= WHAT THIS TASK INVOLVES =
Seek out every line containing the word "screenshot", and copy each.

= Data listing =
start
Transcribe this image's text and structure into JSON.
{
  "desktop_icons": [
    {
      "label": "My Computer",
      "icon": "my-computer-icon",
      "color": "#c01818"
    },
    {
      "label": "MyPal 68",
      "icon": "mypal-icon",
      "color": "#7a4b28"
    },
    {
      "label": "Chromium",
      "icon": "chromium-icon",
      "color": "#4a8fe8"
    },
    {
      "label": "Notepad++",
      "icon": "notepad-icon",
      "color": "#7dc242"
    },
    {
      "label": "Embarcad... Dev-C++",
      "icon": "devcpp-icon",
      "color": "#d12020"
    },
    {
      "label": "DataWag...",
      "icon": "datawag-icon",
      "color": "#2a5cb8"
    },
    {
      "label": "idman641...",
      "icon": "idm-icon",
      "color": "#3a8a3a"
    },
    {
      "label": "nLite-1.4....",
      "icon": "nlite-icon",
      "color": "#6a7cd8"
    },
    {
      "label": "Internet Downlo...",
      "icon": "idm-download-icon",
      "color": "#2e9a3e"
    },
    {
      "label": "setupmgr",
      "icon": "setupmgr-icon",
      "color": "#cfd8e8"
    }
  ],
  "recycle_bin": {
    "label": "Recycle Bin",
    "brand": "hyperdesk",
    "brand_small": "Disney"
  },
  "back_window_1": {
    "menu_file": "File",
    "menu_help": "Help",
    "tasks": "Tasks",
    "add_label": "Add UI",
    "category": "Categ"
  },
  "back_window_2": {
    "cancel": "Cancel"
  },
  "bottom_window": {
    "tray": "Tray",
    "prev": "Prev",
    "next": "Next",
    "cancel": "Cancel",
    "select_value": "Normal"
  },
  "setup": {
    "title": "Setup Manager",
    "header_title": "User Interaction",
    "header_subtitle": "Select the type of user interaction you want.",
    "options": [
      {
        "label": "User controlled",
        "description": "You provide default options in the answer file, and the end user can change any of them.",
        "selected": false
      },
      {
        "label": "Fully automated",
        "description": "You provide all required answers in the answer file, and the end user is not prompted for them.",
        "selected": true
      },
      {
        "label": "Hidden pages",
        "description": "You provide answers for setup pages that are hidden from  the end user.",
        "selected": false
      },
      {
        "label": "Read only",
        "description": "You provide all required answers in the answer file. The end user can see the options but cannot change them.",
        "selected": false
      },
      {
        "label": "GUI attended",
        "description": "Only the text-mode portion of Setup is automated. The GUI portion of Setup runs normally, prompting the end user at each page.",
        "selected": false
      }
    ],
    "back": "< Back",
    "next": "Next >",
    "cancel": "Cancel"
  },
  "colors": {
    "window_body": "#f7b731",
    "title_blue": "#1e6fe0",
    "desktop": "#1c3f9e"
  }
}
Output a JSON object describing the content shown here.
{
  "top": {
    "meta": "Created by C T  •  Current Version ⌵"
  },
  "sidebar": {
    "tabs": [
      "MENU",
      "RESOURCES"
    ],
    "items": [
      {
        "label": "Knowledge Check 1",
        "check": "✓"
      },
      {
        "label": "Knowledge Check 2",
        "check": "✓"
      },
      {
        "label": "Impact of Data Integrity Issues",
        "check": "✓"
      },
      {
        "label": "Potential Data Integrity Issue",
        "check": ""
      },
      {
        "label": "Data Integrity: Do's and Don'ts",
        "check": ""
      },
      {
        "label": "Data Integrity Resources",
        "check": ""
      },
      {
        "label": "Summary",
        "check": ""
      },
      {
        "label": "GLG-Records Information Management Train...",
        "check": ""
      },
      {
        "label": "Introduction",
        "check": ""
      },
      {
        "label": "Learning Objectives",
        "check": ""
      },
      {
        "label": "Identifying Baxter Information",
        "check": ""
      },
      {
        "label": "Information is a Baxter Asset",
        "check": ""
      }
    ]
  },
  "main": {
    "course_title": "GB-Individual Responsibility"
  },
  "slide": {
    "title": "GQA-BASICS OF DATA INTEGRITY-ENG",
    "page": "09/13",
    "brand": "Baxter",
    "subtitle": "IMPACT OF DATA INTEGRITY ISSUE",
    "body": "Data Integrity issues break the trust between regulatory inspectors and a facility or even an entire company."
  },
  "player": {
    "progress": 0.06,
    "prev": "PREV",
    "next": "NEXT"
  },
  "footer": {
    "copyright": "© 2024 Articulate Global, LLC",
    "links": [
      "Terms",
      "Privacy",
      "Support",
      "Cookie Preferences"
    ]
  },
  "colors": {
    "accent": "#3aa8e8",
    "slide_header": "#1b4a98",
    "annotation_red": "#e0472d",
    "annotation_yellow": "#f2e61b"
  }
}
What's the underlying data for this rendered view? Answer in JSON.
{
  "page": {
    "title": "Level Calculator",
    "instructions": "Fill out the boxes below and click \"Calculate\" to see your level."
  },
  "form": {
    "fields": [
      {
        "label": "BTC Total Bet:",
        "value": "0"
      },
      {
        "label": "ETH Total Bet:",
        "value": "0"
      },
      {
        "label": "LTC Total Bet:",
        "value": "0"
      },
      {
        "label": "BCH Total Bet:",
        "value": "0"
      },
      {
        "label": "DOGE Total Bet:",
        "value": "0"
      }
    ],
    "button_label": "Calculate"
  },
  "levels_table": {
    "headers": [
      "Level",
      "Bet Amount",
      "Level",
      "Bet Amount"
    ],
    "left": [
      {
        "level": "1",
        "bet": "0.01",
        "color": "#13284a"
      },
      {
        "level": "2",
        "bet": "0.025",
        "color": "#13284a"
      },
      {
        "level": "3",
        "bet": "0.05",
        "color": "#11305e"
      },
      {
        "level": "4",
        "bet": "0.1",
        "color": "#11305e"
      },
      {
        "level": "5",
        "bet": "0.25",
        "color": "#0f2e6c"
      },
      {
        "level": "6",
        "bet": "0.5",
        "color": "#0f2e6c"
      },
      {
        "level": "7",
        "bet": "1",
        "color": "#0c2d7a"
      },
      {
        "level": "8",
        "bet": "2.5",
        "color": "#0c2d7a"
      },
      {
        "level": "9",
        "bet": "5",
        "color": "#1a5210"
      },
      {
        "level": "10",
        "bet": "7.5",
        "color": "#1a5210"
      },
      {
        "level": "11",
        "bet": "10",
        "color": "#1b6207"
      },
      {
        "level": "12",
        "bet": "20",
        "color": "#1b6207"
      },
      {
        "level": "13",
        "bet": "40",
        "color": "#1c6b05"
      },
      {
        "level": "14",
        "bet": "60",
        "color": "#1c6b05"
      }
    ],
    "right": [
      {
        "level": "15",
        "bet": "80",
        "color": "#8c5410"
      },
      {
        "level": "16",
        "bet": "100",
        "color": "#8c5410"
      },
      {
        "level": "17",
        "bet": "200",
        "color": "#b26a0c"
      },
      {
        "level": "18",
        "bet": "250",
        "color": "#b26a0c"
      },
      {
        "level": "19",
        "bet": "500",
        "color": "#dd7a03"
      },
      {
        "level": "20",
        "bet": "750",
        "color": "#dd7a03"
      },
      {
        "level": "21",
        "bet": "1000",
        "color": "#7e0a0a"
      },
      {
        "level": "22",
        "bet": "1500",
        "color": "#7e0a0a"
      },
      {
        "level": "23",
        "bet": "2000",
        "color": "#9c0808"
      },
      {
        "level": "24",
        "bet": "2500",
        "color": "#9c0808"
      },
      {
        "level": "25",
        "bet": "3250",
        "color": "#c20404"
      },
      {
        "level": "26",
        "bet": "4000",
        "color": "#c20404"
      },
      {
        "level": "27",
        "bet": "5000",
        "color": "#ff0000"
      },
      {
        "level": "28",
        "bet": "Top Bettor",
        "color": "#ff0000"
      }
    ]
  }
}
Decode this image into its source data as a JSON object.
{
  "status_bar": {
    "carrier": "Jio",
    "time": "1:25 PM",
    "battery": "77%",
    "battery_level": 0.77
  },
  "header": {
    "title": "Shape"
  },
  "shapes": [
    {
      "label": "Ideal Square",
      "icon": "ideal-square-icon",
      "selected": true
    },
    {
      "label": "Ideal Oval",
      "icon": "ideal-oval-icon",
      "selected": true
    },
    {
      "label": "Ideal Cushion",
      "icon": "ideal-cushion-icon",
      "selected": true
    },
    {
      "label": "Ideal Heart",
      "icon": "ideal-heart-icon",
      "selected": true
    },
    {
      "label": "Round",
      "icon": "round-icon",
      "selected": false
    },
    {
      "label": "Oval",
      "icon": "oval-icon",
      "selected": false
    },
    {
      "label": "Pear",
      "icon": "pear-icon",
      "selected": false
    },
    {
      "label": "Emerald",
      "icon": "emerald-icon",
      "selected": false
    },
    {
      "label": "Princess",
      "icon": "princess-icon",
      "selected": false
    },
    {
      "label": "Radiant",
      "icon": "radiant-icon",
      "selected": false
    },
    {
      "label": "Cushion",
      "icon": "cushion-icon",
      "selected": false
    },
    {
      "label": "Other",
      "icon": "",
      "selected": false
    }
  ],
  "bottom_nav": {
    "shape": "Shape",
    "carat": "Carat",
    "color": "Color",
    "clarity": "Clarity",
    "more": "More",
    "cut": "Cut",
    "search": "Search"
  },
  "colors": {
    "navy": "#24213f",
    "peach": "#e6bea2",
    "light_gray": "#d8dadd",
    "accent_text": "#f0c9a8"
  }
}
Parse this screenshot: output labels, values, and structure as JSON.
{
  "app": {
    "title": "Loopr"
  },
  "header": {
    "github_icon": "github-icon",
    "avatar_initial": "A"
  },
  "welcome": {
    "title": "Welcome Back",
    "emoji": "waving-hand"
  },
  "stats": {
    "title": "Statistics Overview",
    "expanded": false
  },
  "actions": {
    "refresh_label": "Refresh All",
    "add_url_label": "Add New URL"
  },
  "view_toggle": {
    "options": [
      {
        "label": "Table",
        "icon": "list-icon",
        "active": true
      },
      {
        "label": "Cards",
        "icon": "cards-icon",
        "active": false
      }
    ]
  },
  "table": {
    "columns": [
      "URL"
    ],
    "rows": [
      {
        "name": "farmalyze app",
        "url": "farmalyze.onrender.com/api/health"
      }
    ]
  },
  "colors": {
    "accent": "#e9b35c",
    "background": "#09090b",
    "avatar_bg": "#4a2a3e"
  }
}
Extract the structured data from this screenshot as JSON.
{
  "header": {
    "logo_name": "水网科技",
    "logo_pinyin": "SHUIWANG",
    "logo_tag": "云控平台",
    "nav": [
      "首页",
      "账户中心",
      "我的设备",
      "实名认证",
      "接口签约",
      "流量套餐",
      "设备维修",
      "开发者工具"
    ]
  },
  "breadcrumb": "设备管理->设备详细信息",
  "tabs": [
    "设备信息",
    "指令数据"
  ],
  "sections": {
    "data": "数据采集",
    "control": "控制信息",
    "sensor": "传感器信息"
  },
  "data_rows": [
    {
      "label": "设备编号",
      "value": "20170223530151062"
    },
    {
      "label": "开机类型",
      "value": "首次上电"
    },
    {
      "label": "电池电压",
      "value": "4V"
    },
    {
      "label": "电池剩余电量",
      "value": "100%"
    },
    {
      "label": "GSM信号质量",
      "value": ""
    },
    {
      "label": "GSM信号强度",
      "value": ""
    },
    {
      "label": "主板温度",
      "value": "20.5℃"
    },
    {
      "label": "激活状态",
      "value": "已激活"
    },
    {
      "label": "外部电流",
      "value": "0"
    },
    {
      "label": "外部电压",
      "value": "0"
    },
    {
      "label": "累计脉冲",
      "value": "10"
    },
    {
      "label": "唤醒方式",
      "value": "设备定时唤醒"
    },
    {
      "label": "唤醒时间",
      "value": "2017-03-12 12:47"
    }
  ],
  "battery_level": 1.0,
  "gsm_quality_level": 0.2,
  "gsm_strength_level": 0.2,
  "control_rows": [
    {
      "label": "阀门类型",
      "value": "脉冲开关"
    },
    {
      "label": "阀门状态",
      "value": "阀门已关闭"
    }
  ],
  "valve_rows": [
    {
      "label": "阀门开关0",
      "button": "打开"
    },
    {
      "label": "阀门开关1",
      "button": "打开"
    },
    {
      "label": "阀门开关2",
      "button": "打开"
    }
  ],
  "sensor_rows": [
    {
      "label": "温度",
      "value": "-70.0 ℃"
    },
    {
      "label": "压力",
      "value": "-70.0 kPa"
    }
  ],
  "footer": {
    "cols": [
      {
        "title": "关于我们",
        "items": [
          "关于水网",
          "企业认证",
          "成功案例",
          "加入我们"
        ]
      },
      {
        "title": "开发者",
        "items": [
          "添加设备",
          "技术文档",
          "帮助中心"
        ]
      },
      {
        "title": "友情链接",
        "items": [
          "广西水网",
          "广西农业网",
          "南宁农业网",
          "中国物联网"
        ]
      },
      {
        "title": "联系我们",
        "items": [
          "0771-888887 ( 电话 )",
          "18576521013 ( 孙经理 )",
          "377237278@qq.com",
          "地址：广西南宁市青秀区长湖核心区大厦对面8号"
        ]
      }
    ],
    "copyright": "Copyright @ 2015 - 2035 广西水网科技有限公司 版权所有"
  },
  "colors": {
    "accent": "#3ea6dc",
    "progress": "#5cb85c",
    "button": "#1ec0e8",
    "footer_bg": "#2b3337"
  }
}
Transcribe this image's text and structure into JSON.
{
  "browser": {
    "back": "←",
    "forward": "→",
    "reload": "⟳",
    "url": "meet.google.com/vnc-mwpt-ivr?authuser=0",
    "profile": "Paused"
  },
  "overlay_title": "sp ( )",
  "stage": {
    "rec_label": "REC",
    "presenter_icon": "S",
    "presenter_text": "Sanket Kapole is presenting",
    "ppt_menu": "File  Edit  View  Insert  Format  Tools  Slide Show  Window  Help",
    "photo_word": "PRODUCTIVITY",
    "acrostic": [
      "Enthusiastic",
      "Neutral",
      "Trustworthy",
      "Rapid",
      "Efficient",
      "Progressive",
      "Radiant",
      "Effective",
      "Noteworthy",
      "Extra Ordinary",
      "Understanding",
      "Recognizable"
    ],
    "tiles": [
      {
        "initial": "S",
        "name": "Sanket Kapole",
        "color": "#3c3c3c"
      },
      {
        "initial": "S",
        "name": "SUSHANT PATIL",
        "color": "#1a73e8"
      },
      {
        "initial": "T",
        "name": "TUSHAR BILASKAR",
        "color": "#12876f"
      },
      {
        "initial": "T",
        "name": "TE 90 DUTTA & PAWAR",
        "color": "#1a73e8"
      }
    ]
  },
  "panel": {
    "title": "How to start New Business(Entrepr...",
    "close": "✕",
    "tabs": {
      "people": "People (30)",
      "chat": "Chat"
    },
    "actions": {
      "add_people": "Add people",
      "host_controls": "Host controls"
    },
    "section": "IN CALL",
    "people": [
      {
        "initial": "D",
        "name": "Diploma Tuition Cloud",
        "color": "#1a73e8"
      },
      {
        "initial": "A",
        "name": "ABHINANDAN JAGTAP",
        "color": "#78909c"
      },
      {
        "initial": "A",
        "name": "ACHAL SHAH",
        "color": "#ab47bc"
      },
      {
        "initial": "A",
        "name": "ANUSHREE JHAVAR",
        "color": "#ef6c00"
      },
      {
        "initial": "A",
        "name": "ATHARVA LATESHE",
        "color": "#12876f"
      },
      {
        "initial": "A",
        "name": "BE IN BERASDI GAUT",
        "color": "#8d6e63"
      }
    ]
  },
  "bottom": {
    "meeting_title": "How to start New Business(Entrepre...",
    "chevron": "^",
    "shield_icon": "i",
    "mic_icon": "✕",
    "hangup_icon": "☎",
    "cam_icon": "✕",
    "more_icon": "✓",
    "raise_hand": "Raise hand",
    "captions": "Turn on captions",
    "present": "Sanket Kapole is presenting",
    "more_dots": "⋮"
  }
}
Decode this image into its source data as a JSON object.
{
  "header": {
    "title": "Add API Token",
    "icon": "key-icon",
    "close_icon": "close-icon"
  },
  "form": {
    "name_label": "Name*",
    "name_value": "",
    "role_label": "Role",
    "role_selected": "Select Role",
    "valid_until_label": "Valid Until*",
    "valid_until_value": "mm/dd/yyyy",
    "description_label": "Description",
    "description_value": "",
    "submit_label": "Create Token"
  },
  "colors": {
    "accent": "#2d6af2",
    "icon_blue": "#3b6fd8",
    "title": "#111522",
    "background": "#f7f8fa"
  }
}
end
= FULL OUTPUT =
Parse this screenshot: output labels, values, and structure as JSON.
Extract the structured data from this screenshot as JSON.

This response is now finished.